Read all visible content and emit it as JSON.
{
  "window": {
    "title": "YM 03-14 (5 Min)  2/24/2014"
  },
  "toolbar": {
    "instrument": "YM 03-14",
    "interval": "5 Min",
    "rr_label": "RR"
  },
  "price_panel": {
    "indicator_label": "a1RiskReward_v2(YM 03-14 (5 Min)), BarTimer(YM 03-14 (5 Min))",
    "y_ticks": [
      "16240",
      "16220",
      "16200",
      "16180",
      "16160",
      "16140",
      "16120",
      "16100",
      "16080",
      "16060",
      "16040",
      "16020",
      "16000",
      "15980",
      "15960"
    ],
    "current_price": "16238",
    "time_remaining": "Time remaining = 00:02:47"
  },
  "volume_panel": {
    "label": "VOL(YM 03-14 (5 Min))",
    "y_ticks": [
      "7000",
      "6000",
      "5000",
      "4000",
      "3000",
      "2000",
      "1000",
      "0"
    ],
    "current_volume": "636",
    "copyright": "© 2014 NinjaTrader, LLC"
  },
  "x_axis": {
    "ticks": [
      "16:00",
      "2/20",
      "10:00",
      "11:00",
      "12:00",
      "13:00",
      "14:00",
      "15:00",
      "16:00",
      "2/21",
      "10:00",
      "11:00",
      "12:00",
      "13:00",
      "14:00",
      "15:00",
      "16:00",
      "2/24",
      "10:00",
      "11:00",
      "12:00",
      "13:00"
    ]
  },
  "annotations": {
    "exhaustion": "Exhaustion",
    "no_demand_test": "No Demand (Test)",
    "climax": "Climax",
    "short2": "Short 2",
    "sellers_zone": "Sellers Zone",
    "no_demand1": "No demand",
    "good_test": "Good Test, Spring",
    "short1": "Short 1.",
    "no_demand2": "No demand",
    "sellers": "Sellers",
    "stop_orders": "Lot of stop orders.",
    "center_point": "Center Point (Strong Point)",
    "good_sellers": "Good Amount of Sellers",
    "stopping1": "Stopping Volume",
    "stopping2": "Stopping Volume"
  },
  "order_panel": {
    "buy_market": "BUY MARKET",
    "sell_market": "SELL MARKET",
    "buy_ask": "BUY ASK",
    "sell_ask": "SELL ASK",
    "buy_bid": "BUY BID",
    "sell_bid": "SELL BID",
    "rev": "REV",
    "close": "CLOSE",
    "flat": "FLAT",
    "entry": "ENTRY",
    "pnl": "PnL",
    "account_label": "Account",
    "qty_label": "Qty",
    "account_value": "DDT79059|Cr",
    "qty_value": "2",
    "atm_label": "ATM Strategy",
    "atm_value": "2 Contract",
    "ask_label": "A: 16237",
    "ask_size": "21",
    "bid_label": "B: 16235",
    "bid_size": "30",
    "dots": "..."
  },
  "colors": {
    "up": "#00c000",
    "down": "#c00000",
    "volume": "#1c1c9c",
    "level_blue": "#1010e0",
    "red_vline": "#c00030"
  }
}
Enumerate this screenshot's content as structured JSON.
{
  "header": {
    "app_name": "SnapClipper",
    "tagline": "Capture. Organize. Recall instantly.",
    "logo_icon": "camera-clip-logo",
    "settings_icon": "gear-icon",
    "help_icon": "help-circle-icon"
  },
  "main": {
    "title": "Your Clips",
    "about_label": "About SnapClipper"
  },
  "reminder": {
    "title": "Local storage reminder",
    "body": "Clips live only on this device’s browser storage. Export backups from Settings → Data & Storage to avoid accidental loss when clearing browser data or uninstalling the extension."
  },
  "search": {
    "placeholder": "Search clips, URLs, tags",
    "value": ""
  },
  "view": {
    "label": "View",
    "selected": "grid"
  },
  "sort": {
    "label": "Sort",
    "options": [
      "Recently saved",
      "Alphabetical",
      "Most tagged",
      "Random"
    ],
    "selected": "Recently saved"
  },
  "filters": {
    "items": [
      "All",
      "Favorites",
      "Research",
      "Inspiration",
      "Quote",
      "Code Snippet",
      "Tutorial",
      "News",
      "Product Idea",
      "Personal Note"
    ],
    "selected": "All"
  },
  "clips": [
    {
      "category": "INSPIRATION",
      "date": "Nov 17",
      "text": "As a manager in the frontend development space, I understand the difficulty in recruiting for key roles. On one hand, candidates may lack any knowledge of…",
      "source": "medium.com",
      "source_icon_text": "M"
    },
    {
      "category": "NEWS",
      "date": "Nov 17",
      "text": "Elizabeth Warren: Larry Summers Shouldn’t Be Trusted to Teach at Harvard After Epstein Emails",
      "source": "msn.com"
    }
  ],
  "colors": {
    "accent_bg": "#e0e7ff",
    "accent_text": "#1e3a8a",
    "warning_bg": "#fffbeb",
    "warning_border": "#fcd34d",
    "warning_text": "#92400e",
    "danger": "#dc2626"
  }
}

*-*-*

» **THE PROBLEM**
Of the lines above, copy each that contains "JSON".

» **ANSWER BELOW**
Read all visible content and emit it as JSON.
Enumerate this screenshot's content as structured JSON.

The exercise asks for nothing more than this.